**GOAL:** Give the material again in full, matching it exactly.
--- start SOURCE RECORDS ---
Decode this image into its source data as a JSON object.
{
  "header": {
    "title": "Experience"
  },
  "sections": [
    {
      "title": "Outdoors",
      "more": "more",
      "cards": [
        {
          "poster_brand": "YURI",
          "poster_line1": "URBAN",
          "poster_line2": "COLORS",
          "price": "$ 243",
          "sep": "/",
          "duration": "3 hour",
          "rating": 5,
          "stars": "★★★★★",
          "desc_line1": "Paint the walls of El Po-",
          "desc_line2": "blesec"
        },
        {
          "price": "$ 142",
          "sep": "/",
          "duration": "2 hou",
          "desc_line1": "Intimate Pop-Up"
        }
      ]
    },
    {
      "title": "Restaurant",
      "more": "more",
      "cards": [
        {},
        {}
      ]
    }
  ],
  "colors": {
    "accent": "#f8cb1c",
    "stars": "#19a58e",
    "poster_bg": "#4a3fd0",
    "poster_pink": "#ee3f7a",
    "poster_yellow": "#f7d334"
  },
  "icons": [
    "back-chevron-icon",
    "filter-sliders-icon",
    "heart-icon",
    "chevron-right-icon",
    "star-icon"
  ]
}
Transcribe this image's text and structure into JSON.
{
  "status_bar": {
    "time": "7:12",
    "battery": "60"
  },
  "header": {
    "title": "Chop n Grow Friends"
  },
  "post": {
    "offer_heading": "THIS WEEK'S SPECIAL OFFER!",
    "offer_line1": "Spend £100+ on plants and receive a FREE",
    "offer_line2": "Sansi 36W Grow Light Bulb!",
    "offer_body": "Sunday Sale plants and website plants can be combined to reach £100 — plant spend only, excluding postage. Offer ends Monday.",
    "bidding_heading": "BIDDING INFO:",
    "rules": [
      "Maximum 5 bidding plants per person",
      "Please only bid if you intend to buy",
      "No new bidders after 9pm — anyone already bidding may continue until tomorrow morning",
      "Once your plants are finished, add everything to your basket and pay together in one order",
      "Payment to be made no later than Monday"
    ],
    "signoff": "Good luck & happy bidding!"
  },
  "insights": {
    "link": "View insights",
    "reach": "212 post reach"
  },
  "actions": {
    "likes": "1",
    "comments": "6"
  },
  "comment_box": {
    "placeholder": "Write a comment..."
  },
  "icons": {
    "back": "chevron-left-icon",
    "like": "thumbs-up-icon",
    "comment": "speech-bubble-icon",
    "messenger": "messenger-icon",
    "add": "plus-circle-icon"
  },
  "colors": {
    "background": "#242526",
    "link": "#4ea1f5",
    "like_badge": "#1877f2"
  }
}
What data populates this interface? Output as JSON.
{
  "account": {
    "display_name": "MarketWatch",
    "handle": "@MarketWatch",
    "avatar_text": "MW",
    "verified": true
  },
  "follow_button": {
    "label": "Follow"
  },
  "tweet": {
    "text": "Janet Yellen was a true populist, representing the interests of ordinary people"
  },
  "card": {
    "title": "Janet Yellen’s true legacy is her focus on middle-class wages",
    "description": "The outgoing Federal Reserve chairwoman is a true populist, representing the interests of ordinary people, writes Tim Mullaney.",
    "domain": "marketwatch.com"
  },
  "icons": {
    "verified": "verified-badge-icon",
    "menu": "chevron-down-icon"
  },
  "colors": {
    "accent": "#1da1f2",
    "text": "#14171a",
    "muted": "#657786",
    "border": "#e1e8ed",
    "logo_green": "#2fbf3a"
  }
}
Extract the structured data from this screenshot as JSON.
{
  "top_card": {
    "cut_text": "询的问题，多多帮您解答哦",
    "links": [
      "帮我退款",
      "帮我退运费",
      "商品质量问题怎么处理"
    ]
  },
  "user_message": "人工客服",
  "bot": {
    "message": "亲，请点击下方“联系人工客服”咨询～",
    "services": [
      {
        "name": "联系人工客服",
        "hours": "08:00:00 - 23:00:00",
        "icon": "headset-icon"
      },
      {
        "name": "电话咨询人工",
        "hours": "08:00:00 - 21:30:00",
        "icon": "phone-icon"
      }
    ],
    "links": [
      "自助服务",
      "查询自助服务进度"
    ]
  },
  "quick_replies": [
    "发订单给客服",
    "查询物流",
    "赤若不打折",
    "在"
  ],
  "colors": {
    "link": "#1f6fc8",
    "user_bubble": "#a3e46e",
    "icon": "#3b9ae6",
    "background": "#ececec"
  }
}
--- end SOURCE RECORDS ---
**THE SOLUTION:**
Decode this image into its source data as a JSON object.
{
  "header": {
    "title": "Experience"
  },
  "sections": [
    {
      "title": "Outdoors",
      "more": "more",
      "cards": [
        {
          "poster_brand": "YURI",
          "poster_line1": "URBAN",
          "poster_line2": "COLORS",
          "price": "$ 243",
          "sep": "/",
          "duration": "3 hour",
          "rating": 5,
          "stars": "★★★★★",
          "desc_line1": "Paint the walls of El Po-",
          "desc_line2": "blesec"
        },
        {
          "price": "$ 142",
          "sep": "/",
          "duration": "2 hou",
          "desc_line1": "Intimate Pop-Up"
        }
      ]
    },
    {
      "title": "Restaurant",
      "more": "more",
      "cards": [
        {},
        {}
      ]
    }
  ],
  "colors": {
    "accent": "#f8cb1c",
    "stars": "#19a58e",
    "poster_bg": "#4a3fd0",
    "poster_pink": "#ee3f7a",
    "poster_yellow": "#f7d334"
  },
  "icons": [
    "back-chevron-icon",
    "filter-sliders-icon",
    "heart-icon",
    "chevron-right-icon",
    "star-icon"
  ]
}
Transcribe this image's text and structure into JSON.
{
  "status_bar": {
    "time": "7:12",
    "battery": "60"
  },
  "header": {
    "title": "Chop n Grow Friends"
  },
  "post": {
    "offer_heading": "THIS WEEK'S SPECIAL OFFER!",
    "offer_line1": "Spend £100+ on plants and receive a FREE",
    "offer_line2": "Sansi 36W Grow Light Bulb!",
    "offer_body": "Sunday Sale plants and website plants can be combined to reach £100 — plant spend only, excluding postage. Offer ends Monday.",
    "bidding_heading": "BIDDING INFO:",
    "rules": [
      "Maximum 5 bidding plants per person",
      "Please only bid if you intend to buy",
      "No new bidders after 9pm — anyone already bidding may continue until tomorrow morning",
      "Once your plants are finished, add everything to your basket and pay together in one order",
      "Payment to be made no later than Monday"
    ],
    "signoff": "Good luck & happy bidding!"
  },
  "insights": {
    "link": "View insights",
    "reach": "212 post reach"
  },
  "actions": {
    "likes": "1",
    "comments": "6"
  },
  "comment_box": {
    "placeholder": "Write a comment..."
  },
  "icons": {
    "back": "chevron-left-icon",
    "like": "thumbs-up-icon",
    "comment": "speech-bubble-icon",
    "messenger": "messenger-icon",
    "add": "plus-circle-icon"
  },
  "colors": {
    "background": "#242526",
    "link": "#4ea1f5",
    "like_badge": "#1877f2"
  }
}
What data populates this interface? Output as JSON.
{
  "account": {
    "display_name": "MarketWatch",
    "handle": "@MarketWatch",
    "avatar_text": "MW",
    "verified": true
  },
  "follow_button": {
    "label": "Follow"
  },
  "tweet": {
    "text": "Janet Yellen was a true populist, representing the interests of ordinary people"
  },
  "card": {
    "title": "Janet Yellen’s true legacy is her focus on middle-class wages",
    "description": "The outgoing Federal Reserve chairwoman is a true populist, representing the interests of ordinary people, writes Tim Mullaney.",
    "domain": "marketwatch.com"
  },
  "icons": {
    "verified": "verified-badge-icon",
    "menu": "chevron-down-icon"
  },
  "colors": {
    "accent": "#1da1f2",
    "text": "#14171a",
    "muted": "#657786",
    "border": "#e1e8ed",
    "logo_green": "#2fbf3a"
  }
}
Extract the structured data from this screenshot as JSON.
{
  "top_card": {
    "cut_text": "询的问题，多多帮您解答哦",
    "links": [
      "帮我退款",
      "帮我退运费",
      "商品质量问题怎么处理"
    ]
  },
  "user_message": "人工客服",
  "bot": {
    "message": "亲，请点击下方“联系人工客服”咨询～",
    "services": [
      {
        "name": "联系人工客服",
        "hours": "08:00:00 - 23:00:00",
        "icon": "headset-icon"
      },
      {
        "name": "电话咨询人工",
        "hours": "08:00:00 - 21:30:00",
        "icon": "phone-icon"
      }
    ],
    "links": [
      "自助服务",
      "查询自助服务进度"
    ]
  },
  "quick_replies": [
    "发订单给客服",
    "查询物流",
    "赤若不打折",
    "在"
  ],
  "colors": {
    "link": "#1f6fc8",
    "user_bubble": "#a3e46e",
    "icon": "#3b9ae6",
    "background": "#ececec"
  }
}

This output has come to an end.